— BEGIN Input —
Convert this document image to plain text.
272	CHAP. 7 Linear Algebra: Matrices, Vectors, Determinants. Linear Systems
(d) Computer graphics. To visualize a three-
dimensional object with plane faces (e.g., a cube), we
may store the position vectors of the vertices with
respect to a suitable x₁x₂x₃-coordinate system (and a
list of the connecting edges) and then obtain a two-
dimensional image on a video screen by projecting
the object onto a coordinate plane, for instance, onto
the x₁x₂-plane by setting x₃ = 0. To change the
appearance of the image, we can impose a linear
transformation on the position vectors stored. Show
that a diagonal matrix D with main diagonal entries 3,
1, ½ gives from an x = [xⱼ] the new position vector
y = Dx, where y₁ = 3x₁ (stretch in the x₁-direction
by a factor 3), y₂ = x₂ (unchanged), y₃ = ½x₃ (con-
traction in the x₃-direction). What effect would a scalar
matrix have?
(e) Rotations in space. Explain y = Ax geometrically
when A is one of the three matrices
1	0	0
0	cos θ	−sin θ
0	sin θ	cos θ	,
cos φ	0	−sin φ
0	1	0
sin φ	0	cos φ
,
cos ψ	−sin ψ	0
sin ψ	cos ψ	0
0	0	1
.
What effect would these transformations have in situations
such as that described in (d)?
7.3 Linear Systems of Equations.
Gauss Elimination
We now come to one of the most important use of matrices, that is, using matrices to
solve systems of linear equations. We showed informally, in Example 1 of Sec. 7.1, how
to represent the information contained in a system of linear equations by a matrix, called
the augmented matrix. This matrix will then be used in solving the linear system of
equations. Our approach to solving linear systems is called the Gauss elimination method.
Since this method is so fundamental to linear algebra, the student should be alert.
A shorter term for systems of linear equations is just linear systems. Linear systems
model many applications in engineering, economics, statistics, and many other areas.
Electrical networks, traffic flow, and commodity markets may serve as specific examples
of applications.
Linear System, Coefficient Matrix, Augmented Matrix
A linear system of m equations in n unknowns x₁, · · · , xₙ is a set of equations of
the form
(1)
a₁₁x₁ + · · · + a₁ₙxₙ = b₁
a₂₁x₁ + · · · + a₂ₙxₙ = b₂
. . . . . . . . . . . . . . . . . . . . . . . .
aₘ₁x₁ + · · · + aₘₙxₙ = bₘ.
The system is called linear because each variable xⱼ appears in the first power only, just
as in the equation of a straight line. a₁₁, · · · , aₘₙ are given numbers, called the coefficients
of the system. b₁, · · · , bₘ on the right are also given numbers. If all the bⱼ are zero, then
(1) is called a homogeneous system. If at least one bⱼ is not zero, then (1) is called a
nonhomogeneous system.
— END Input —
**What you should do**
Show the data once more, exactly as it was written.

**Completed exercise**
Convert this document image to plain text.
272	CHAP. 7 Linear Algebra: Matrices, Vectors, Determinants. Linear Systems
(d) Computer graphics. To visualize a three-
dimensional object with plane faces (e.g., a cube), we
may store the position vectors of the vertices with
respect to a suitable x₁x₂x₃-coordinate system (and a
list of the connecting edges) and then obtain a two-
dimensional image on a video screen by projecting
the object onto a coordinate plane, for instance, onto
the x₁x₂-plane by setting x₃ = 0. To change the
appearance of the image, we can impose a linear
transformation on the position vectors stored. Show
that a diagonal matrix D with main diagonal entries 3,
1, ½ gives from an x = [xⱼ] the new position vector
y = Dx, where y₁ = 3x₁ (stretch in the x₁-direction
by a factor 3), y₂ = x₂ (unchanged), y₃ = ½x₃ (con-
traction in the x₃-direction). What effect would a scalar
matrix have?
(e) Rotations in space. Explain y = Ax geometrically
when A is one of the three matrices
1	0	0
0	cos θ	−sin θ
0	sin θ	cos θ	,
cos φ	0	−sin φ
0	1	0
sin φ	0	cos φ
,
cos ψ	−sin ψ	0
sin ψ	cos ψ	0
0	0	1
.
What effect would these transformations have in situations
such as that described in (d)?
7.3 Linear Systems of Equations.
Gauss Elimination
We now come to one of the most important use of matrices, that is, using matrices to
solve systems of linear equations. We showed informally, in Example 1 of Sec. 7.1, how
to represent the information contained in a system of linear equations by a matrix, called
the augmented matrix. This matrix will then be used in solving the linear system of
equations. Our approach to solving linear systems is called the Gauss elimination method.
Since this method is so fundamental to linear algebra, the student should be alert.
A shorter term for systems of linear equations is just linear systems. Linear systems
model many applications in engineering, economics, statistics, and many other areas.
Electrical networks, traffic flow, and commodity markets may serve as specific examples
of applications.
Linear System, Coefficient Matrix, Augmented Matrix
A linear system of m equations in n unknowns x₁, · · · , xₙ is a set of equations of
the form
(1)
a₁₁x₁ + · · · + a₁ₙxₙ = b₁
a₂₁x₁ + · · · + a₂ₙxₙ = b₂
. . . . . . . . . . . . . . . . . . . . . . . .
aₘ₁x₁ + · · · + aₘₙxₙ = bₘ.
The system is called linear because each variable xⱼ appears in the first power only, just
as in the equation of a straight line. a₁₁, · · · , aₘₙ are given numbers, called the coefficients
of the system. b₁, · · · , bₘ on the right are also given numbers. If all the bⱼ are zero, then
(1) is called a homogeneous system. If at least one bⱼ is not zero, then (1) is called a
nonhomogeneous system.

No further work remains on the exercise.